Extract the data exactly, missing nothing.

-- Start SOURCE RECORDS --

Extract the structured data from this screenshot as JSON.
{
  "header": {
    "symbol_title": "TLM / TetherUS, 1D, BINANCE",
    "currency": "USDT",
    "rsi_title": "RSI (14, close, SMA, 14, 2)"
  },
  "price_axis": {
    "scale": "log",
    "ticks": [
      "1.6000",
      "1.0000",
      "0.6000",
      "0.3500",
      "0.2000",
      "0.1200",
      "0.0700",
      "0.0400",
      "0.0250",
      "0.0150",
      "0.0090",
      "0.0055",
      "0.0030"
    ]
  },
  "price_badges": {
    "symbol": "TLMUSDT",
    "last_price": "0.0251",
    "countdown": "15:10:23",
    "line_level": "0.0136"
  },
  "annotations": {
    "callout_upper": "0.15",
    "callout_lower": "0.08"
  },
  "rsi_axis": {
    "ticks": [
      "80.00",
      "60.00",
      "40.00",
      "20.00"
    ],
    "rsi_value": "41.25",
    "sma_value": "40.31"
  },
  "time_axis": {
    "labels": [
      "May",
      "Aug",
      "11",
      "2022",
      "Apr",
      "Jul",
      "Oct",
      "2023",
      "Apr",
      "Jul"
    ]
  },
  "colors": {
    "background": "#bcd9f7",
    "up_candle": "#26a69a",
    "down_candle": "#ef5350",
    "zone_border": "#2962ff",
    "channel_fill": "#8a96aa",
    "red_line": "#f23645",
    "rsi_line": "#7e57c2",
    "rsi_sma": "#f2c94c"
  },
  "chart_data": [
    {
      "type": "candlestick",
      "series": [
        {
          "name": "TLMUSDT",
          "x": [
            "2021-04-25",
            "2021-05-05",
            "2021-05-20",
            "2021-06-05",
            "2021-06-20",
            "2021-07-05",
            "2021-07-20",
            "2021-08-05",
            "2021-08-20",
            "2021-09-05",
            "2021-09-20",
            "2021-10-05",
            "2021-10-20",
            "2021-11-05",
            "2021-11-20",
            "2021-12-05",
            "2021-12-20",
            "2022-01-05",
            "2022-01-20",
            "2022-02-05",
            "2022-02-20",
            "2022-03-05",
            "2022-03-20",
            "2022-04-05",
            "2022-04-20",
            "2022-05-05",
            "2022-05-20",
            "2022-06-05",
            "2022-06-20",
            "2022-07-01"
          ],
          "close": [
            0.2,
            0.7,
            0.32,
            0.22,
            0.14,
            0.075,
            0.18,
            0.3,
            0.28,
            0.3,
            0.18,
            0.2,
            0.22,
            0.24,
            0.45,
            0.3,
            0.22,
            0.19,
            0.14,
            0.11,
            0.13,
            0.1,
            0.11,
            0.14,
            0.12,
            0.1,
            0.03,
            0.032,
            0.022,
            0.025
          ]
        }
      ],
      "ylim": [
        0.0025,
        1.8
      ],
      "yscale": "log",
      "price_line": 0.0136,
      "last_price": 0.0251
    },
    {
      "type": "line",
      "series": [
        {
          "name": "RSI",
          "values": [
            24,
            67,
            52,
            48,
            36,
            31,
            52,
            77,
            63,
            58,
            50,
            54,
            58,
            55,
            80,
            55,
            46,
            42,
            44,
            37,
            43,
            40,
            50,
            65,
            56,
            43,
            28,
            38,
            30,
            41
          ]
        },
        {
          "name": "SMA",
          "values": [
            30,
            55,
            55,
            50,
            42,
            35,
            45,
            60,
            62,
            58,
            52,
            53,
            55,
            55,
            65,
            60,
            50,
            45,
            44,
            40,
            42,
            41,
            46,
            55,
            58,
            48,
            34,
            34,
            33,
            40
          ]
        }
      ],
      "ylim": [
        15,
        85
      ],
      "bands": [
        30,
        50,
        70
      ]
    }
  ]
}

-- End SOURCE RECORDS --

*COMPLETE OUTPUT:*
Extract the structured data from this screenshot as JSON.
{
  "header": {
    "symbol_title": "TLM / TetherUS, 1D, BINANCE",
    "currency": "USDT",
    "rsi_title": "RSI (14, close, SMA, 14, 2)"
  },
  "price_axis": {
    "scale": "log",
    "ticks": [
      "1.6000",
      "1.0000",
      "0.6000",
      "0.3500",
      "0.2000",
      "0.1200",
      "0.0700",
      "0.0400",
      "0.0250",
      "0.0150",
      "0.0090",
      "0.0055",
      "0.0030"
    ]
  },
  "price_badges": {
    "symbol": "TLMUSDT",
    "last_price": "0.0251",
    "countdown": "15:10:23",
    "line_level": "0.0136"
  },
  "annotations": {
    "callout_upper": "0.15",
    "callout_lower": "0.08"
  },
  "rsi_axis": {
    "ticks": [
      "80.00",
      "60.00",
      "40.00",
      "20.00"
    ],
    "rsi_value": "41.25",
    "sma_value": "40.31"
  },
  "time_axis": {
    "labels": [
      "May",
      "Aug",
      "11",
      "2022",
      "Apr",
      "Jul",
      "Oct",
      "2023",
      "Apr",
      "Jul"
    ]
  },
  "colors": {
    "background": "#bcd9f7",
    "up_candle": "#26a69a",
    "down_candle": "#ef5350",
    "zone_border": "#2962ff",
    "channel_fill": "#8a96aa",
    "red_line": "#f23645",
    "rsi_line": "#7e57c2",
    "rsi_sma": "#f2c94c"
  },
  "chart_data": [
    {
      "type": "candlestick",
      "series": [
        {
          "name": "TLMUSDT",
          "x": [
            "2021-04-25",
            "2021-05-05",
            "2021-05-20",
            "2021-06-05",
            "2021-06-20",
            "2021-07-05",
            "2021-07-20",
            "2021-08-05",
            "2021-08-20",
            "2021-09-05",
            "2021-09-20",
            "2021-10-05",
            "2021-10-20",
            "2021-11-05",
            "2021-11-20",
            "2021-12-05",
            "2021-12-20",
            "2022-01-05",
            "2022-01-20",
            "2022-02-05",
            "2022-02-20",
            "2022-03-05",
            "2022-03-20",
            "2022-04-05",
            "2022-04-20",
            "2022-05-05",
            "2022-05-20",
            "2022-06-05",
            "2022-06-20",
            "2022-07-01"
          ],
          "close": [
            0.2,
            0.7,
            0.32,
            0.22,
            0.14,
            0.075,
            0.18,
            0.3,
            0.28,
            0.3,
            0.18,
            0.2,
            0.22,
            0.24,
            0.45,
            0.3,
            0.22,
            0.19,
            0.14,
            0.11,
            0.13,
            0.1,
            0.11,
            0.14,
            0.12,
            0.1,
            0.03,
            0.032,
            0.022,
            0.025
          ]
        }
      ],
      "ylim": [
        0.0025,
        1.8
      ],
      "yscale": "log",
      "price_line": 0.0136,
      "last_price": 0.0251
    },
    {
      "type": "line",
      "series": [
        {
          "name": "RSI",
          "values": [
            24,
            67,
            52,
            48,
            36,
            31,
            52,
            77,
            63,
            58,
            50,
            54,
            58,
            55,
            80,
            55,
            46,
            42,
            44,
            37,
            43,
            40,
            50,
            65,
            56,
            43,
            28,
            38,
            30,
            41
          ]
        },
        {
          "name": "SMA",
          "values": [
            30,
            55,
            55,
            50,
            42,
            35,
            45,
            60,
            62,
            58,
            52,
            53,
            55,
            55,
            65,
            60,
            50,
            45,
            44,
            40,
            42,
            41,
            46,
            55,
            58,
            48,
            34,
            34,
            33,
            40
          ]
        }
      ],
      "ylim": [
        15,
        85
      ],
      "bands": [
        30,
        50,
        70
      ]
    }
  ]
}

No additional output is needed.